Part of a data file
________________
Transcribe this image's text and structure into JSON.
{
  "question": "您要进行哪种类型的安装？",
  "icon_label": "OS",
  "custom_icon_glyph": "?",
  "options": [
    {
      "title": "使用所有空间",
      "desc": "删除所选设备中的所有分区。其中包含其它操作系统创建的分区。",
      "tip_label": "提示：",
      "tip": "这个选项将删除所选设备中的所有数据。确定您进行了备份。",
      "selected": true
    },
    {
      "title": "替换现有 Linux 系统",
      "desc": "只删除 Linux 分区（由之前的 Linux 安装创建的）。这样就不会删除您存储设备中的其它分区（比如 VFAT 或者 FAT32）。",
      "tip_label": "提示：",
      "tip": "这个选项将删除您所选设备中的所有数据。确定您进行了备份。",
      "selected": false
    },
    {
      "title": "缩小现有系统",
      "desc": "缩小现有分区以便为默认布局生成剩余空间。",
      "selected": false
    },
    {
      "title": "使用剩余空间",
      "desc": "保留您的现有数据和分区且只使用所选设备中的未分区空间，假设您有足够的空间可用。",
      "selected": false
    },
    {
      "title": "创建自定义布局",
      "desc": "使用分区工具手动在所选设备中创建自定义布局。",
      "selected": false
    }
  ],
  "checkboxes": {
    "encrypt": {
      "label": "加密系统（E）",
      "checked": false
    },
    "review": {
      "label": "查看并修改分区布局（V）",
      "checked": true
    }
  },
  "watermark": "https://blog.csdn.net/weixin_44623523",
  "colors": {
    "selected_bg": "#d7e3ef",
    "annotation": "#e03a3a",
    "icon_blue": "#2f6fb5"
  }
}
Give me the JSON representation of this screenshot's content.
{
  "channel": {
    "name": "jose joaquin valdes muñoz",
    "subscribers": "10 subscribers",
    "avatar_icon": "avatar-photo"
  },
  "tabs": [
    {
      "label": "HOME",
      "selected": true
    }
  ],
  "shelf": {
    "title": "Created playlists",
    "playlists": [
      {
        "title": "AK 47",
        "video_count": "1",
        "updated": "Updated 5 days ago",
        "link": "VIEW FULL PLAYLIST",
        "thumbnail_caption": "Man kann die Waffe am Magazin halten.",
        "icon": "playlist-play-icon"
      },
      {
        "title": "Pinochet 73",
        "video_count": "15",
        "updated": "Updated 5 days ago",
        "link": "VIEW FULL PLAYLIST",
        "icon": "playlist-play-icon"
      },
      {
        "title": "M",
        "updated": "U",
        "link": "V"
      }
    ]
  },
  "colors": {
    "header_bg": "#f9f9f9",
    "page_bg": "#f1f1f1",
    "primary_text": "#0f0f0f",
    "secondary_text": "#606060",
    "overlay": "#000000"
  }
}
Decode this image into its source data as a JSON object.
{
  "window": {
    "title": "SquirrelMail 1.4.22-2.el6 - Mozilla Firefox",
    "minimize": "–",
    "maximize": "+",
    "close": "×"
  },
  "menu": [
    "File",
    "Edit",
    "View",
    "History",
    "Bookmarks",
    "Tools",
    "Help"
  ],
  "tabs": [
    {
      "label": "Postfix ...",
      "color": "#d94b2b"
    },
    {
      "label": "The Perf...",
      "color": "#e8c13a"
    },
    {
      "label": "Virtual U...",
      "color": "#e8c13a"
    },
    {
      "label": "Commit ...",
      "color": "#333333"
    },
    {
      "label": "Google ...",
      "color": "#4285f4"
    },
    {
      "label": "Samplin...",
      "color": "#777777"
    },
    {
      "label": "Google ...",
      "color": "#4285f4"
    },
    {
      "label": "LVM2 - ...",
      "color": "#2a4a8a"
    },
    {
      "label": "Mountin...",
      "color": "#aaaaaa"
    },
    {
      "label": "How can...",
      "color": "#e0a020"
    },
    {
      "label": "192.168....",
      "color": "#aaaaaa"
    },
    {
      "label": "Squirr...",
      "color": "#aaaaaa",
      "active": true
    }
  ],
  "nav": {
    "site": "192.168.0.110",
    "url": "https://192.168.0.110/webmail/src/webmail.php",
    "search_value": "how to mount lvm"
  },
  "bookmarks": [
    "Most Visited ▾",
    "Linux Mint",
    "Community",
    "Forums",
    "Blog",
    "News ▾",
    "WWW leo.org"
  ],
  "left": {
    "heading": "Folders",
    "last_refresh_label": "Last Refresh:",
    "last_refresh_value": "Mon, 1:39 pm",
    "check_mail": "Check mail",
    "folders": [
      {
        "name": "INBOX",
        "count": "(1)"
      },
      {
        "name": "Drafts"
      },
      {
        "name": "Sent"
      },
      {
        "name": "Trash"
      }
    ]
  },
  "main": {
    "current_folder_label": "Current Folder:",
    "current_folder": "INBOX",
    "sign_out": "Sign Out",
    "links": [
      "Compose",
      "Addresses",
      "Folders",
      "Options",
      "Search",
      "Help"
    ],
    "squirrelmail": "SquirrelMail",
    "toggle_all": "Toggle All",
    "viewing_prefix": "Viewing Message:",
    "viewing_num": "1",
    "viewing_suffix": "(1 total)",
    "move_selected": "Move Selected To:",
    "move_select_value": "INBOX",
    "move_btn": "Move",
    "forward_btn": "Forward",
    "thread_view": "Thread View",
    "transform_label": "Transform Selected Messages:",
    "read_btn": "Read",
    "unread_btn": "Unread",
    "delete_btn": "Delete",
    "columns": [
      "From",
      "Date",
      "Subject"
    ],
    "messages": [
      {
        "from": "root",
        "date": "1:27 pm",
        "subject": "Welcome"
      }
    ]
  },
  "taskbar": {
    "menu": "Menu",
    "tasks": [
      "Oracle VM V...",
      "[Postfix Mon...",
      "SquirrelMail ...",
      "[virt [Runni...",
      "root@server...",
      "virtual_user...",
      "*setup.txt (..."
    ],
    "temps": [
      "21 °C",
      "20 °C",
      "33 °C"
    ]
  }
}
________________
*Task statement*: Copy out every line of the listing that includes the string "into".

*Reply*:
Transcribe this image's text and structure into JSON.
Decode this image into its source data as a JSON object.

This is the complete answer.